## BEGIN DATA SHOWN
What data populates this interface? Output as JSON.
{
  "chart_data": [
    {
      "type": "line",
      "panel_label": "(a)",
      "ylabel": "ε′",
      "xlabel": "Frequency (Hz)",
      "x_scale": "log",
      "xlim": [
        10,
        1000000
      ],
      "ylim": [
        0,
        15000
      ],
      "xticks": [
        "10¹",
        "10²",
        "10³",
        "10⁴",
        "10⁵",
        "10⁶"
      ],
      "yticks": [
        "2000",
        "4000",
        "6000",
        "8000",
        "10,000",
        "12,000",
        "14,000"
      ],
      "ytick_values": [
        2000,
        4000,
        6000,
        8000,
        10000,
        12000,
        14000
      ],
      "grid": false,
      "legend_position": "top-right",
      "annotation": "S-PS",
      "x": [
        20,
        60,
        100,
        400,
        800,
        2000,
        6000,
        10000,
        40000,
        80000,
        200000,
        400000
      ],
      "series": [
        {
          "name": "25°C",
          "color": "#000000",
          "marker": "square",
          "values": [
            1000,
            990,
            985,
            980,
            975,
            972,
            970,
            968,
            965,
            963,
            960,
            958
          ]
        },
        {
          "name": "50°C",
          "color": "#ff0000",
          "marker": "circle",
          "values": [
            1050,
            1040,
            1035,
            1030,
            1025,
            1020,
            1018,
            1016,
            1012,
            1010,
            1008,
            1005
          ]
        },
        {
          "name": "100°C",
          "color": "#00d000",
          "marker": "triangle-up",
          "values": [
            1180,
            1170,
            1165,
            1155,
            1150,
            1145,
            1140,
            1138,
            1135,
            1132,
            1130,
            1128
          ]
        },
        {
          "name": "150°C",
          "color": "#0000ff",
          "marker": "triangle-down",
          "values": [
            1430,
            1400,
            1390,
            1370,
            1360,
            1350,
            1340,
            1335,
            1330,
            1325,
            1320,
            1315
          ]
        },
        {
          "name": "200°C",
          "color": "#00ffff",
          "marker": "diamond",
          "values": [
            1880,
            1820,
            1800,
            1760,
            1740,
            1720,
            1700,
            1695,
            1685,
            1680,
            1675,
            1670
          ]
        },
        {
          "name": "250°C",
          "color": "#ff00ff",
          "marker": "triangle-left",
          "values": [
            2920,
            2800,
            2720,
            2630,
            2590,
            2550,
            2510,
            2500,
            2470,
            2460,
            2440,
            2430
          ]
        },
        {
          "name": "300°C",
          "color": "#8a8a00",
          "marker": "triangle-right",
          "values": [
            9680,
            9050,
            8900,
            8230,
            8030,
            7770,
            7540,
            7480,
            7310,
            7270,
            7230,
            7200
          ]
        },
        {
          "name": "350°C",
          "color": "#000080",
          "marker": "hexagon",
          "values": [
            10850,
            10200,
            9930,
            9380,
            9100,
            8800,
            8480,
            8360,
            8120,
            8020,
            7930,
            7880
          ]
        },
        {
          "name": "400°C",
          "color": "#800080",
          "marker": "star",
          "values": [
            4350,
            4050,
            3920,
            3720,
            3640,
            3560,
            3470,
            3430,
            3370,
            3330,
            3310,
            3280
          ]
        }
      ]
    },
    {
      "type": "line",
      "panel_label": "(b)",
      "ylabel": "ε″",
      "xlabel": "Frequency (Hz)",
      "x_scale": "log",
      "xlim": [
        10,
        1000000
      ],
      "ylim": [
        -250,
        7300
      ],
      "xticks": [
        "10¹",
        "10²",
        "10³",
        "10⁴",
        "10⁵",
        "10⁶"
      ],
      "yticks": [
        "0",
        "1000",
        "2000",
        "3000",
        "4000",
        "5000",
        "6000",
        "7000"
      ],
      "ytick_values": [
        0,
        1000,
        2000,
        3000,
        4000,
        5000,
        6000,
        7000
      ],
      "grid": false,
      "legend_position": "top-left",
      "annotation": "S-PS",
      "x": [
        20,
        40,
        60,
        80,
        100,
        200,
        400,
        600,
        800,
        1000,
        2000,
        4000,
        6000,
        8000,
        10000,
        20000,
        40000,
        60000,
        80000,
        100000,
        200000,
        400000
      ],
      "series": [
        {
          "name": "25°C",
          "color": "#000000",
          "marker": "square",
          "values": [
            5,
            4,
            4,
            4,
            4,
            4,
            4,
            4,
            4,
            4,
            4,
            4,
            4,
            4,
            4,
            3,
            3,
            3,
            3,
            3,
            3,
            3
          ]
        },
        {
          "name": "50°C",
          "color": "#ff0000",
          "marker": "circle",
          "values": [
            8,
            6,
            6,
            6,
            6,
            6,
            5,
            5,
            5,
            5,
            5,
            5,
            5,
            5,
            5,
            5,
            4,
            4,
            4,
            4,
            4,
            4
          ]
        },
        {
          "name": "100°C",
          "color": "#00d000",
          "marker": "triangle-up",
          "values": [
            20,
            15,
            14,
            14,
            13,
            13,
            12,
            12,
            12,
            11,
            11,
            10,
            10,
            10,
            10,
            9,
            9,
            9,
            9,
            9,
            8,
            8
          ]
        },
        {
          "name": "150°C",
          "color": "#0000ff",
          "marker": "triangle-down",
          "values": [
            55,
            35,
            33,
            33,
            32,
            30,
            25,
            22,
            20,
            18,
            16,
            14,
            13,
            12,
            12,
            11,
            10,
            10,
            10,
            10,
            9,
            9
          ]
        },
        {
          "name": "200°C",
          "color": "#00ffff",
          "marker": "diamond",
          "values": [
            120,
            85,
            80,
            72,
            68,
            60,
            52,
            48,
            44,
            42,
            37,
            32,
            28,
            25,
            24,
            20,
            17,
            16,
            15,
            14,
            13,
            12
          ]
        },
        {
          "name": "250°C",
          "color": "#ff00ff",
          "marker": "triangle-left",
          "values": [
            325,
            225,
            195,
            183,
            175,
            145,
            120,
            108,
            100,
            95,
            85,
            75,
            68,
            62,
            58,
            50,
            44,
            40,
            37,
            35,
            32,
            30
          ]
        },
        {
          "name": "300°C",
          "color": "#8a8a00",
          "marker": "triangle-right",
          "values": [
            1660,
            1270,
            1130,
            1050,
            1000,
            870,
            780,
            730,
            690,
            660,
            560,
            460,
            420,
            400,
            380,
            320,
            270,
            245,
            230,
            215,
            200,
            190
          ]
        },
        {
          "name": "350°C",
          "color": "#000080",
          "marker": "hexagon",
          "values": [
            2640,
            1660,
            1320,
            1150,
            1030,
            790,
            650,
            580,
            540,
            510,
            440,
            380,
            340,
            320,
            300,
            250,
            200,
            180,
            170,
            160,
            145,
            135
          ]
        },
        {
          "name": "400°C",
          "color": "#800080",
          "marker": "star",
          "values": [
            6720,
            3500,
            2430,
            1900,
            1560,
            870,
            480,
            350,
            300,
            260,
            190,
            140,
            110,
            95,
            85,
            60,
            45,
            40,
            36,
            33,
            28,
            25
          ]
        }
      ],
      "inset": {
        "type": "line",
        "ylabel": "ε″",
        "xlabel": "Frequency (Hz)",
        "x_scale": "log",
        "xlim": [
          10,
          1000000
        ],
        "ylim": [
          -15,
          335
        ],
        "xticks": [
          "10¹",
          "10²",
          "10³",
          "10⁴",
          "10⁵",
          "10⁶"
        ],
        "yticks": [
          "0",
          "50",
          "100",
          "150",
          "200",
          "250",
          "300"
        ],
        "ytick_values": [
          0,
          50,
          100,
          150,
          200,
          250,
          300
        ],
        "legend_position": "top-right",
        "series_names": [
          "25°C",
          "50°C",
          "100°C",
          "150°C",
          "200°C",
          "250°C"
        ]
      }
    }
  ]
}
## END DATA SHOWN
→ **TASK TO CARRY OUT**: Reproduce the full set of records precisely.

→ **WRITTEN ANSWER**:
What data populates this interface? Output as JSON.
{
  "chart_data": [
    {
      "type": "line",
      "panel_label": "(a)",
      "ylabel": "ε′",
      "xlabel": "Frequency (Hz)",
      "x_scale": "log",
      "xlim": [
        10,
        1000000
      ],
      "ylim": [
        0,
        15000
      ],
      "xticks": [
        "10¹",
        "10²",
        "10³",
        "10⁴",
        "10⁵",
        "10⁶"
      ],
      "yticks": [
        "2000",
        "4000",
        "6000",
        "8000",
        "10,000",
        "12,000",
        "14,000"
      ],
      "ytick_values": [
        2000,
        4000,
        6000,
        8000,
        10000,
        12000,
        14000
      ],
      "grid": false,
      "legend_position": "top-right",
      "annotation": "S-PS",
      "x": [
        20,
        60,
        100,
        400,
        800,
        2000,
        6000,
        10000,
        40000,
        80000,
        200000,
        400000
      ],
      "series": [
        {
          "name": "25°C",
          "color": "#000000",
          "marker": "square",
          "values": [
            1000,
            990,
            985,
            980,
            975,
            972,
            970,
            968,
            965,
            963,
            960,
            958
          ]
        },
        {
          "name": "50°C",
          "color": "#ff0000",
          "marker": "circle",
          "values": [
            1050,
            1040,
            1035,
            1030,
            1025,
            1020,
            1018,
            1016,
            1012,
            1010,
            1008,
            1005
          ]
        },
        {
          "name": "100°C",
          "color": "#00d000",
          "marker": "triangle-up",
          "values": [
            1180,
            1170,
            1165,
            1155,
            1150,
            1145,
            1140,
            1138,
            1135,
            1132,
            1130,
            1128
          ]
        },
        {
          "name": "150°C",
          "color": "#0000ff",
          "marker": "triangle-down",
          "values": [
            1430,
            1400,
            1390,
            1370,
            1360,
            1350,
            1340,
            1335,
            1330,
            1325,
            1320,
            1315
          ]
        },
        {
          "name": "200°C",
          "color": "#00ffff",
          "marker": "diamond",
          "values": [
            1880,
            1820,
            1800,
            1760,
            1740,
            1720,
            1700,
            1695,
            1685,
            1680,
            1675,
            1670
          ]
        },
        {
          "name": "250°C",
          "color": "#ff00ff",
          "marker": "triangle-left",
          "values": [
            2920,
            2800,
            2720,
            2630,
            2590,
            2550,
            2510,
            2500,
            2470,
            2460,
            2440,
            2430
          ]
        },
        {
          "name": "300°C",
          "color": "#8a8a00",
          "marker": "triangle-right",
          "values": [
            9680,
            9050,
            8900,
            8230,
            8030,
            7770,
            7540,
            7480,
            7310,
            7270,
            7230,
            7200
          ]
        },
        {
          "name": "350°C",
          "color": "#000080",
          "marker": "hexagon",
          "values": [
            10850,
            10200,
            9930,
            9380,
            9100,
            8800,
            8480,
            8360,
            8120,
            8020,
            7930,
            7880
          ]
        },
        {
          "name": "400°C",
          "color": "#800080",
          "marker": "star",
          "values": [
            4350,
            4050,
            3920,
            3720,
            3640,
            3560,
            3470,
            3430,
            3370,
            3330,
            3310,
            3280
          ]
        }
      ]
    },
    {
      "type": "line",
      "panel_label": "(b)",
      "ylabel": "ε″",
      "xlabel": "Frequency (Hz)",
      "x_scale": "log",
      "xlim": [
        10,
        1000000
      ],
      "ylim": [
        -250,
        7300
      ],
      "xticks": [
        "10¹",
        "10²",
        "10³",
        "10⁴",
        "10⁵",
        "10⁶"
      ],
      "yticks": [
        "0",
        "1000",
        "2000",
        "3000",
        "4000",
        "5000",
        "6000",
        "7000"
      ],
      "ytick_values": [
        0,
        1000,
        2000,
        3000,
        4000,
        5000,
        6000,
        7000
      ],
      "grid": false,
      "legend_position": "top-left",
      "annotation": "S-PS",
      "x": [
        20,
        40,
        60,
        80,
        100,
        200,
        400,
        600,
        800,
        1000,
        2000,
        4000,
        6000,
        8000,
        10000,
        20000,
        40000,
        60000,
        80000,
        100000,
        200000,
        400000
      ],
      "series": [
        {
          "name": "25°C",
          "color": "#000000",
          "marker": "square",
          "values": [
            5,
            4,
            4,
            4,
            4,
            4,
            4,
            4,
            4,
            4,
            4,
            4,
            4,
            4,
            4,
            3,
            3,
            3,
            3,
            3,
            3,
            3
          ]
        },
        {
          "name": "50°C",
          "color": "#ff0000",
          "marker": "circle",
          "values": [
            8,
            6,
            6,
            6,
            6,
            6,
            5,
            5,
            5,
            5,
            5,
            5,
            5,
            5,
            5,
            5,
            4,
            4,
            4,
            4,
            4,
            4
          ]
        },
        {
          "name": "100°C",
          "color": "#00d000",
          "marker": "triangle-up",
          "values": [
            20,
            15,
            14,
            14,
            13,
            13,
            12,
            12,
            12,
            11,
            11,
            10,
            10,
            10,
            10,
            9,
            9,
            9,
            9,
            9,
            8,
            8
          ]
        },
        {
          "name": "150°C",
          "color": "#0000ff",
          "marker": "triangle-down",
          "values": [
            55,
            35,
            33,
            33,
            32,
            30,
            25,
            22,
            20,
            18,
            16,
            14,
            13,
            12,
            12,
            11,
            10,
            10,
            10,
            10,
            9,
            9
          ]
        },
        {
          "name": "200°C",
          "color": "#00ffff",
          "marker": "diamond",
          "values": [
            120,
            85,
            80,
            72,
            68,
            60,
            52,
            48,
            44,
            42,
            37,
            32,
            28,
            25,
            24,
            20,
            17,
            16,
            15,
            14,
            13,
            12
          ]
        },
        {
          "name": "250°C",
          "color": "#ff00ff",
          "marker": "triangle-left",
          "values": [
            325,
            225,
            195,
            183,
            175,
            145,
            120,
            108,
            100,
            95,
            85,
            75,
            68,
            62,
            58,
            50,
            44,
            40,
            37,
            35,
            32,
            30
          ]
        },
        {
          "name": "300°C",
          "color": "#8a8a00",
          "marker": "triangle-right",
          "values": [
            1660,
            1270,
            1130,
            1050,
            1000,
            870,
            780,
            730,
            690,
            660,
            560,
            460,
            420,
            400,
            380,
            320,
            270,
            245,
            230,
            215,
            200,
            190
          ]
        },
        {
          "name": "350°C",
          "color": "#000080",
          "marker": "hexagon",
          "values": [
            2640,
            1660,
            1320,
            1150,
            1030,
            790,
            650,
            580,
            540,
            510,
            440,
            380,
            340,
            320,
            300,
            250,
            200,
            180,
            170,
            160,
            145,
            135
          ]
        },
        {
          "name": "400°C",
          "color": "#800080",
          "marker": "star",
          "values": [
            6720,
            3500,
            2430,
            1900,
            1560,
            870,
            480,
            350,
            300,
            260,
            190,
            140,
            110,
            95,
            85,
            60,
            45,
            40,
            36,
            33,
            28,
            25
          ]
        }
      ],
      "inset": {
        "type": "line",
        "ylabel": "ε″",
        "xlabel": "Frequency (Hz)",
        "x_scale": "log",
        "xlim": [
          10,
          1000000
        ],
        "ylim": [
          -15,
          335
        ],
        "xticks": [
          "10¹",
          "10²",
          "10³",
          "10⁴",
          "10⁵",
          "10⁶"
        ],
        "yticks": [
          "0",
          "50",
          "100",
          "150",
          "200",
          "250",
          "300"
        ],
        "ytick_values": [
          0,
          50,
          100,
          150,
          200,
          250,
          300
        ],
        "legend_position": "top-right",
        "series_names": [
          "25°C",
          "50°C",
          "100°C",
          "150°C",
          "200°C",
          "250°C"
        ]
      }
    }
  ]
}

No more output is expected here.